Copy every line in the records below that contains the word "innovació".

SUPPLIED RECORDS:
::::
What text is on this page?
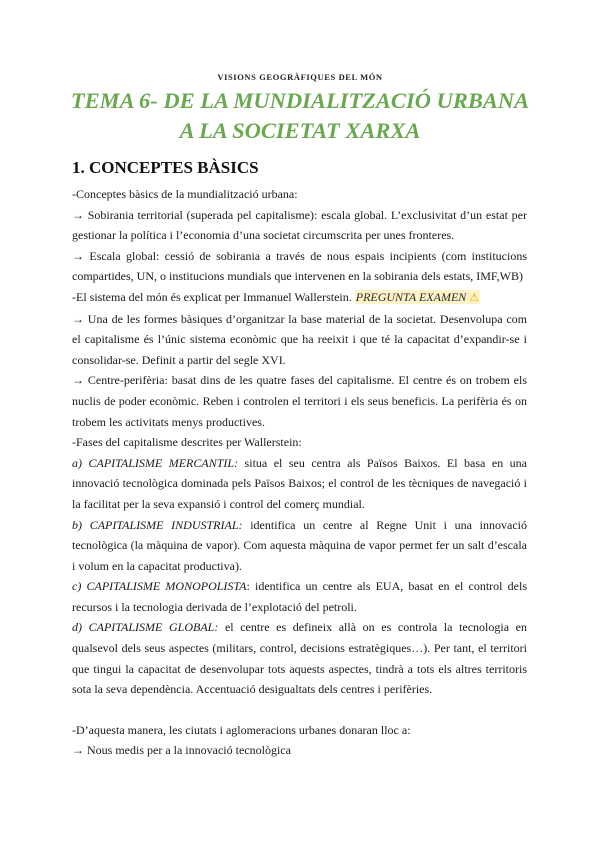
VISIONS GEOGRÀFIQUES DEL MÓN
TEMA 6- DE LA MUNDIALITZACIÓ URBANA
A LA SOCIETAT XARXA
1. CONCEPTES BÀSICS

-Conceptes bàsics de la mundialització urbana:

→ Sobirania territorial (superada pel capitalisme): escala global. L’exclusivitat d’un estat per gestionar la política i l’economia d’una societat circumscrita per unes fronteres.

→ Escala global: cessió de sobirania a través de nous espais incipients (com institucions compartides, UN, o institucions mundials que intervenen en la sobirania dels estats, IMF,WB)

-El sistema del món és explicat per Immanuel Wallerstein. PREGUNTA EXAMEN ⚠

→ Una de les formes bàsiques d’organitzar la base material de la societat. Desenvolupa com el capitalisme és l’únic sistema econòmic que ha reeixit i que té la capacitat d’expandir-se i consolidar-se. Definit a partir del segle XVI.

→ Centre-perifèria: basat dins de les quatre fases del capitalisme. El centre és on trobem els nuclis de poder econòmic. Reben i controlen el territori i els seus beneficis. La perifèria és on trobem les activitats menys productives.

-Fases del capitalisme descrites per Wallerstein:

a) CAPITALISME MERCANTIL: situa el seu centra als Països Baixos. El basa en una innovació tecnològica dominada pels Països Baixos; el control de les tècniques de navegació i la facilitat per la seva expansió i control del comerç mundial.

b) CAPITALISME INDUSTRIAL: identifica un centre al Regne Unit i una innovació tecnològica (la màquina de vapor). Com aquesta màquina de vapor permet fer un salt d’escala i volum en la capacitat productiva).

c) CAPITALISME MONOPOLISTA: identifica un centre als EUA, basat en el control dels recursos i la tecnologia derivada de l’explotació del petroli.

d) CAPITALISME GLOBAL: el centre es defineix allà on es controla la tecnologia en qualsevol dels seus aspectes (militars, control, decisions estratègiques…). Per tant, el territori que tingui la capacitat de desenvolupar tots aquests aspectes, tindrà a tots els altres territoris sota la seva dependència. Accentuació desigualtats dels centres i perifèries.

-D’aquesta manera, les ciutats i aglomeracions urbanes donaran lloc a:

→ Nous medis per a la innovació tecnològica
::::
RESULT OF THE TASK:
a) CAPITALISME MERCANTIL: situa el seu centra als Països Baixos. El basa en una innovació tecnològica dominada pels Països Baixos; el control de les tècniques de navegació i la facilitat per la seva expansió i control del comerç mundial.
b) CAPITALISME INDUSTRIAL: identifica un centre al Regne Unit i una innovació tecnològica (la màquina de vapor). Com aquesta màquina de vapor permet fer un salt d’escala i volum en la capacitat productiva).
→ Nous medis per a la innovació tecnològica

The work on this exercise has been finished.